[Stored records]

□ □ □ □

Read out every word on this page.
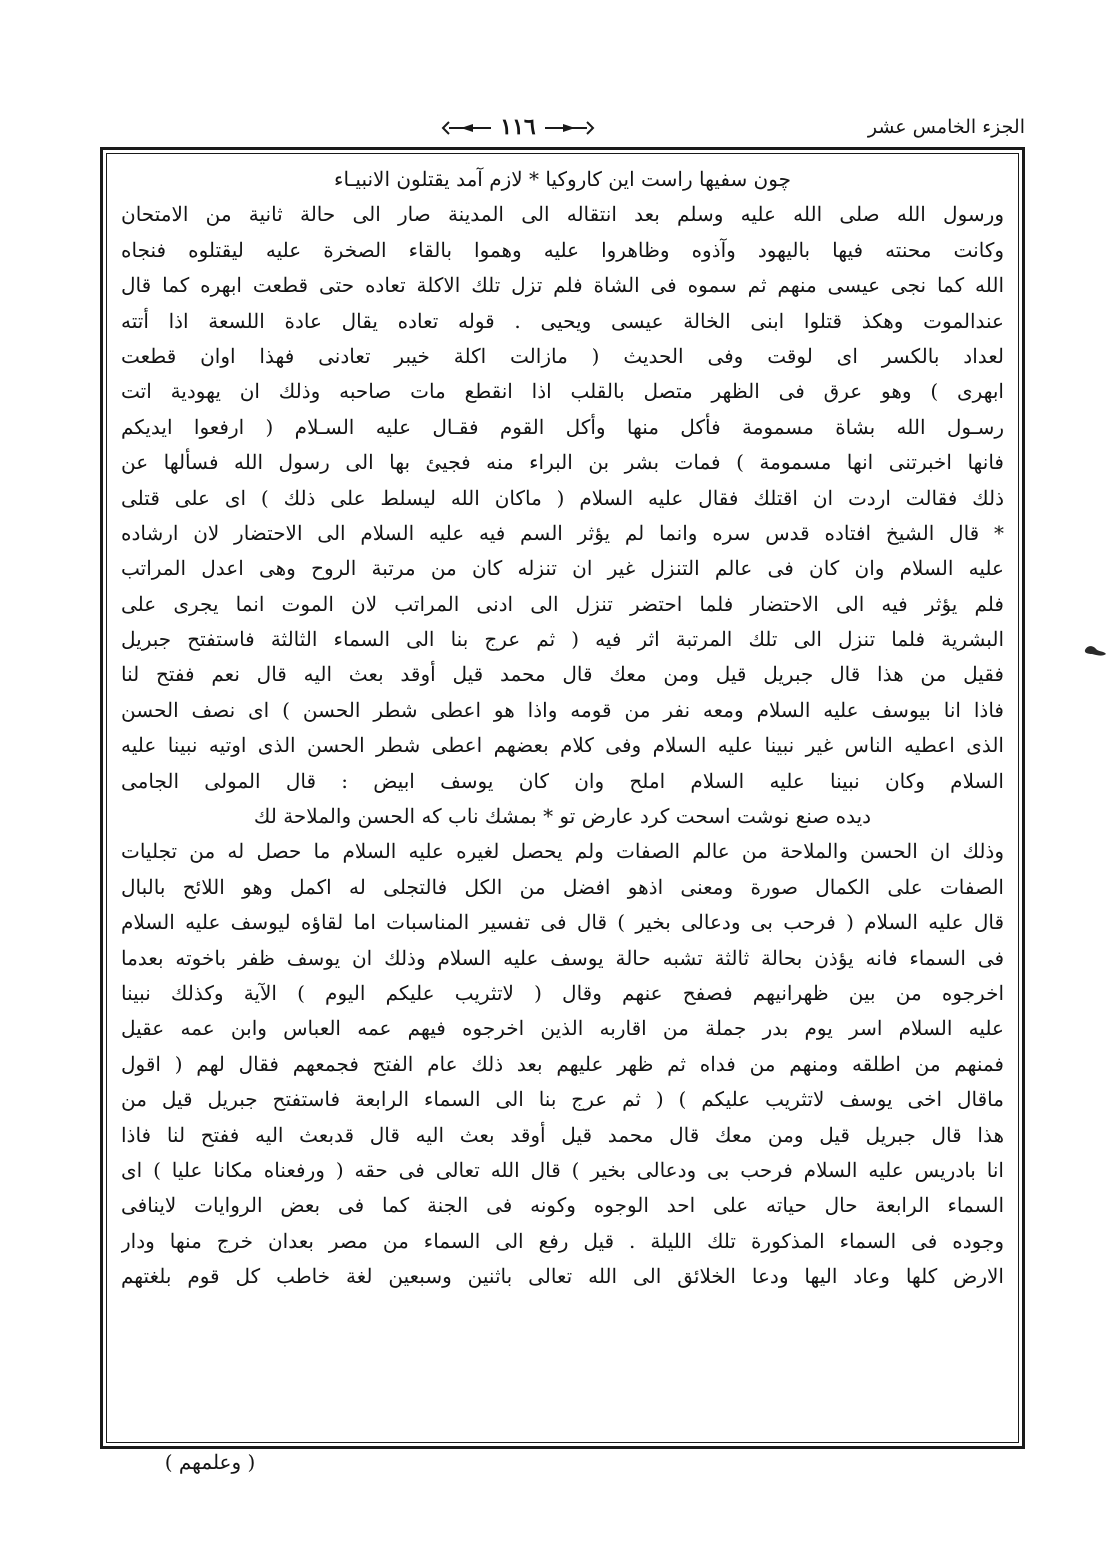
الجزء الخامس عشر
١١٦
چون سفيها راست اين كاروكيا * لازم آمد يقتلون الانبيـاء
ورسول الله صلى الله عليه وسلم بعد انتقاله الى المدينة صار الى حالة ثانية من الامتحان
وكانت محنته فيها باليهود وآذوه وظاهروا عليه وهموا بالقاء الصخرة عليه ليقتلوه فنجاه
الله كما نجى عيسى منهم ثم سموه فى الشاة فلم تزل تلك الاكلة تعاده حتى قطعت ابهره كما قال
عندالموت وهكذ قتلوا ابنى الخالة عيسى ويحيى . قوله تعاده يقال عادة اللسعة اذا أتته
لعداد بالكسر اى لوقت وفى الحديث ( مازالت اكلة خيبر تعادنى فهذا اوان قطعت
ابهرى ) وهو عرق فى الظهر متصل بالقلب اذا انقطع مات صاحبه وذلك ان يهودية اتت
رسـول الله بشاة مسمومة فأكل منها وأكل القوم فقـال عليه السـلام ( ارفعوا ايديكم
فانها اخبرتنى انها مسمومة ) فمات بشر بن البراء منه فجيئ بها الى رسول الله فسألها عن
ذلك فقالت اردت ان اقتلك فقال عليه السلام ( ماكان الله ليسلط على ذلك ) اى على قتلى
* قال الشيخ افتاده قدس سره وانما لم يؤثر السم فيه عليه السلام الى الاحتضار لان ارشاده
عليه السلام وان كان فى عالم التنزل غير ان تنزله كان من مرتبة الروح وهى اعدل المراتب
فلم يؤثر فيه الى الاحتضار فلما احتضر تنزل الى ادنى المراتب لان الموت انما يجرى على
البشرية فلما تنزل الى تلك المرتبة اثر فيه ( ثم عرج بنا الى السماء الثالثة فاستفتح جبريل
فقيل من هذا قال جبريل قيل ومن معك قال محمد قيل أوقد بعث اليه قال نعم ففتح لنا
فاذا انا بيوسف عليه السلام ومعه نفر من قومه واذا هو اعطى شطر الحسن ) اى نصف الحسن
الذى اعطيه الناس غير نبينا عليه السلام وفى كلام بعضهم اعطى شطر الحسن الذى اوتيه نبينا عليه
السلام وكان نبينا عليه السلام املح وان كان يوسف ابيض : قال المولى الجامى
ديده صنع نوشت اسحت كرد عارض تو * بمشك ناب كه الحسن والملاحة لك
وذلك ان الحسن والملاحة من عالم الصفات ولم يحصل لغيره عليه السلام ما حصل له من تجليات
الصفات على الكمال صورة ومعنى اذهو افضل من الكل فالتجلى له اكمل وهو اللائح بالبال
قال عليه السلام ( فرحب بى ودعالى بخير ) قال فى تفسير المناسبات اما لقاؤه ليوسف عليه السلام
فى السماء فانه يؤذن بحالة ثالثة تشبه حالة يوسف عليه السلام وذلك ان يوسف ظفر باخوته بعدما
اخرجوه من بين ظهرانيهم فصفح عنهم وقال ( لاتثريب عليكم اليوم ) الآية وكذلك نبينا
عليه السلام اسر يوم بدر جملة من اقاربه الذين اخرجوه فيهم عمه العباس وابن عمه عقيل
فمنهم من اطلقه ومنهم من فداه ثم ظهر عليهم بعد ذلك عام الفتح فجمعهم فقال لهم ( اقول
ماقال اخى يوسف لاتثريب عليكم ) ( ثم عرج بنا الى السماء الرابعة فاستفتح جبريل قيل من
هذا قال جبريل قيل ومن معك قال محمد قيل أوقد بعث اليه قال قدبعث اليه ففتح لنا فاذا
انا بادريس عليه السلام فرحب بى ودعالى بخير ) قال الله تعالى فى حقه ( ورفعناه مكانا عليا ) اى
السماء الرابعة حال حياته على احد الوجوه وكونه فى الجنة كما فى بعض الروايات لاينافى
وجوده فى السماء المذكورة تلك الليلة . قيل رفع الى السماء من مصر بعدان خرج منها ودار
الارض كلها وعاد اليها ودعا الخلائق الى الله تعالى باثنين وسبعين لغة خاطب كل قوم بلغتهم
( وعلمهم )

□ □ □ □

- [What is asked]: Pictures are not part of the copy; output everything else in the records exactly.

- [Task response]:
Read out every word on this page.
الجزء الخامس عشر
١١٦
چون سفيها راست اين كاروكيا * لازم آمد يقتلون الانبيـاء
ورسول الله صلى الله عليه وسلم بعد انتقاله الى المدينة صار الى حالة ثانية من الامتحان
وكانت محنته فيها باليهود وآذوه وظاهروا عليه وهموا بالقاء الصخرة عليه ليقتلوه فنجاه
الله كما نجى عيسى منهم ثم سموه فى الشاة فلم تزل تلك الاكلة تعاده حتى قطعت ابهره كما قال
عندالموت وهكذ قتلوا ابنى الخالة عيسى ويحيى . قوله تعاده يقال عادة اللسعة اذا أتته
لعداد بالكسر اى لوقت وفى الحديث ( مازالت اكلة خيبر تعادنى فهذا اوان قطعت
ابهرى ) وهو عرق فى الظهر متصل بالقلب اذا انقطع مات صاحبه وذلك ان يهودية اتت
رسـول الله بشاة مسمومة فأكل منها وأكل القوم فقـال عليه السـلام ( ارفعوا ايديكم
فانها اخبرتنى انها مسمومة ) فمات بشر بن البراء منه فجيئ بها الى رسول الله فسألها عن
ذلك فقالت اردت ان اقتلك فقال عليه السلام ( ماكان الله ليسلط على ذلك ) اى على قتلى
* قال الشيخ افتاده قدس سره وانما لم يؤثر السم فيه عليه السلام الى الاحتضار لان ارشاده
عليه السلام وان كان فى عالم التنزل غير ان تنزله كان من مرتبة الروح وهى اعدل المراتب
فلم يؤثر فيه الى الاحتضار فلما احتضر تنزل الى ادنى المراتب لان الموت انما يجرى على
البشرية فلما تنزل الى تلك المرتبة اثر فيه ( ثم عرج بنا الى السماء الثالثة فاستفتح جبريل
فقيل من هذا قال جبريل قيل ومن معك قال محمد قيل أوقد بعث اليه قال نعم ففتح لنا
فاذا انا بيوسف عليه السلام ومعه نفر من قومه واذا هو اعطى شطر الحسن ) اى نصف الحسن
الذى اعطيه الناس غير نبينا عليه السلام وفى كلام بعضهم اعطى شطر الحسن الذى اوتيه نبينا عليه
السلام وكان نبينا عليه السلام املح وان كان يوسف ابيض : قال المولى الجامى
ديده صنع نوشت اسحت كرد عارض تو * بمشك ناب كه الحسن والملاحة لك
وذلك ان الحسن والملاحة من عالم الصفات ولم يحصل لغيره عليه السلام ما حصل له من تجليات
الصفات على الكمال صورة ومعنى اذهو افضل من الكل فالتجلى له اكمل وهو اللائح بالبال
قال عليه السلام ( فرحب بى ودعالى بخير ) قال فى تفسير المناسبات اما لقاؤه ليوسف عليه السلام
فى السماء فانه يؤذن بحالة ثالثة تشبه حالة يوسف عليه السلام وذلك ان يوسف ظفر باخوته بعدما
اخرجوه من بين ظهرانيهم فصفح عنهم وقال ( لاتثريب عليكم اليوم ) الآية وكذلك نبينا
عليه السلام اسر يوم بدر جملة من اقاربه الذين اخرجوه فيهم عمه العباس وابن عمه عقيل
فمنهم من اطلقه ومنهم من فداه ثم ظهر عليهم بعد ذلك عام الفتح فجمعهم فقال لهم ( اقول
ماقال اخى يوسف لاتثريب عليكم ) ( ثم عرج بنا الى السماء الرابعة فاستفتح جبريل قيل من
هذا قال جبريل قيل ومن معك قال محمد قيل أوقد بعث اليه قال قدبعث اليه ففتح لنا فاذا
انا بادريس عليه السلام فرحب بى ودعالى بخير ) قال الله تعالى فى حقه ( ورفعناه مكانا عليا ) اى
السماء الرابعة حال حياته على احد الوجوه وكونه فى الجنة كما فى بعض الروايات لاينافى
وجوده فى السماء المذكورة تلك الليلة . قيل رفع الى السماء من مصر بعدان خرج منها ودار
الارض كلها وعاد اليها ودعا الخلائق الى الله تعالى باثنين وسبعين لغة خاطب كل قوم بلغتهم
( وعلمهم )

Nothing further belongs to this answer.